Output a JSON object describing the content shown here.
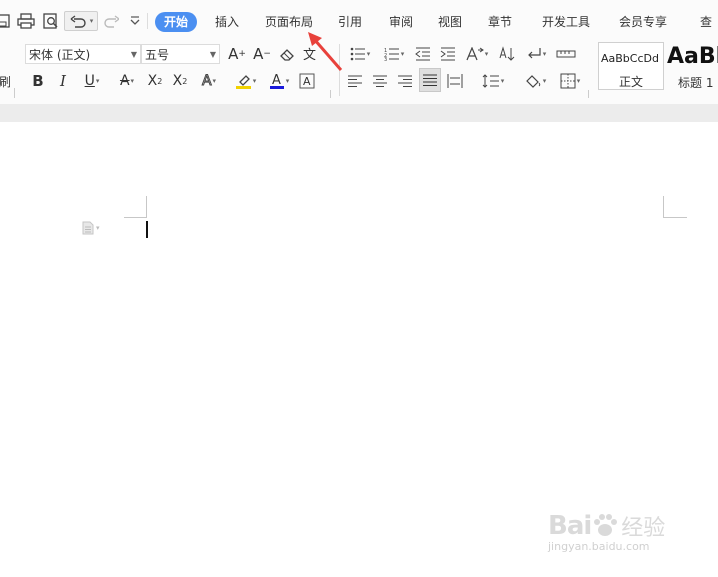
{
  "tabs": [
    "开始",
    "插入",
    "页面布局",
    "引用",
    "审阅",
    "视图",
    "章节",
    "开发工具",
    "会员专享"
  ],
  "tab_right_cut": "查",
  "active_tab": "开始",
  "font": {
    "name": "宋体 (正文)",
    "size": "五号"
  },
  "ribbon_left_cut": "刷",
  "styles": {
    "normal_preview": "AaBbCcDd",
    "normal_label": "正文",
    "heading_preview": "AaBl",
    "heading_label": "标题 1"
  },
  "watermark": {
    "brand": "Bai",
    "brand_cn": "经验",
    "url": "jingyan.baidu.com"
  },
  "colors": {
    "accent": "#4b8ff1",
    "arrow": "#e8413b",
    "font_color": "#1a1adb",
    "highlight": "#f2d200"
  }
}
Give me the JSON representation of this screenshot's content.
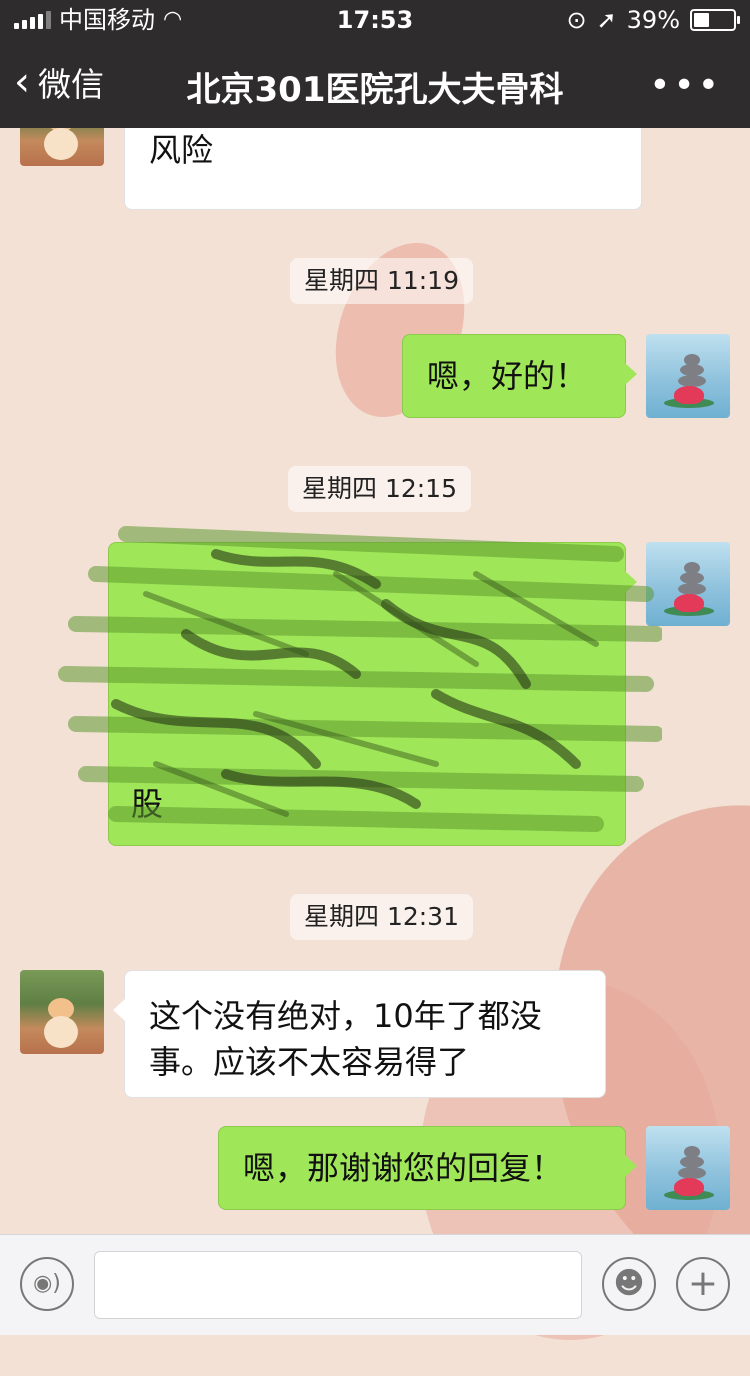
━━━━━━━━━━━━━━━━
▸ Task goal: Repeat the data in full and exactly. Omit pictures.

▸ Final answer:
Output a JSON object describing the content shown here.
{
  "tabs": [
    "开始",
    "插入",
    "页面布局",
    "引用",
    "审阅",
    "视图",
    "章节",
    "开发工具",
    "会员专享"
  ],
  "tab_right_cut": "查",
  "active_tab": "开始",
  "font": {
    "name": "宋体 (正文)",
    "size": "五号"
  },
  "ribbon_left_cut": "刷",
  "styles": {
    "normal_preview": "AaBbCcDd",
    "normal_label": "正文",
    "heading_preview": "AaBl",
    "heading_label": "标题 1"
  },
  "watermark": {
    "brand": "Bai",
    "brand_cn": "经验",
    "url": "jingyan.baidu.com"
  },
  "colors": {
    "accent": "#4b8ff1",
    "arrow": "#e8413b",
    "font_color": "#1a1adb",
    "highlight": "#f2d200"
  }
}
Give me the JSON representation of this screenshot's content.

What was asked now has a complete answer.